A block of data:
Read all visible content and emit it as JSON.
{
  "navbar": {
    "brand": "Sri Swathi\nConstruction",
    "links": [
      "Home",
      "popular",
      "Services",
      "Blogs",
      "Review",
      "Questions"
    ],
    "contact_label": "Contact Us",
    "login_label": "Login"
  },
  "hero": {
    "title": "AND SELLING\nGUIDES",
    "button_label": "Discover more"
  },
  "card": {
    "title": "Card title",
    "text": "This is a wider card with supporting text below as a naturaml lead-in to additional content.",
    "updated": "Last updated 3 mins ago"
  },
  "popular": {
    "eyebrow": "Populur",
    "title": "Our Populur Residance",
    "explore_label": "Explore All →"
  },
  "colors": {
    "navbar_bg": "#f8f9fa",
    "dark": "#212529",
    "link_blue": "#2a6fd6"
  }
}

- Objective: What is the number of lines in the data that hold the word "title"? Reply with that number and nothing else.

- Completed exercise: 3